◆ **Written exercise**
Gather up every line that includes the string "title".

◆ **Records shown**
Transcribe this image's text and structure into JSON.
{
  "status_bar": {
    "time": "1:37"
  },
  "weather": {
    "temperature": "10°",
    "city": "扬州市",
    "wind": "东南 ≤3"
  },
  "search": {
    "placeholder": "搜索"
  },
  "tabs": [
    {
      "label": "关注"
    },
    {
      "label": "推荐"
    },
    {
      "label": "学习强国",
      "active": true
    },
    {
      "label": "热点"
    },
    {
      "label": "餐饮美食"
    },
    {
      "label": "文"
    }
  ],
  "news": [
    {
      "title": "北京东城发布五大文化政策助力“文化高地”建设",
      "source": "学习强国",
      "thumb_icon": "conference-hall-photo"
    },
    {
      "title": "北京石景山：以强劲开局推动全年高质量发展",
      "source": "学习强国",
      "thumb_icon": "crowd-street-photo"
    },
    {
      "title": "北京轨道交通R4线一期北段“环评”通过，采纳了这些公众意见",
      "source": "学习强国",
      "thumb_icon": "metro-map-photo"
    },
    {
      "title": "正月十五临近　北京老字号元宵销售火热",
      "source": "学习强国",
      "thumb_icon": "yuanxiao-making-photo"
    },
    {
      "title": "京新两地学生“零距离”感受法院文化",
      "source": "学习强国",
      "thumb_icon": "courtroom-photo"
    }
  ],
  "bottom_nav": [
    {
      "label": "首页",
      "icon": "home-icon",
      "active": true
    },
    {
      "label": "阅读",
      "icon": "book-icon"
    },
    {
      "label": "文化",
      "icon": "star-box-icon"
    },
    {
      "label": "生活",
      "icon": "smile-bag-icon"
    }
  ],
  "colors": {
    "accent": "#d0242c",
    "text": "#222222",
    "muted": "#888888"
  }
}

◆ **Task answer**
      "title": "北京东城发布五大文化政策助力“文化高地”建设",
      "title": "北京石景山：以强劲开局推动全年高质量发展",
      "title": "北京轨道交通R4线一期北段“环评”通过，采纳了这些公众意见",
      "title": "正月十五临近　北京老字号元宵销售火热",
      "title": "京新两地学生“零距离”感受法院文化",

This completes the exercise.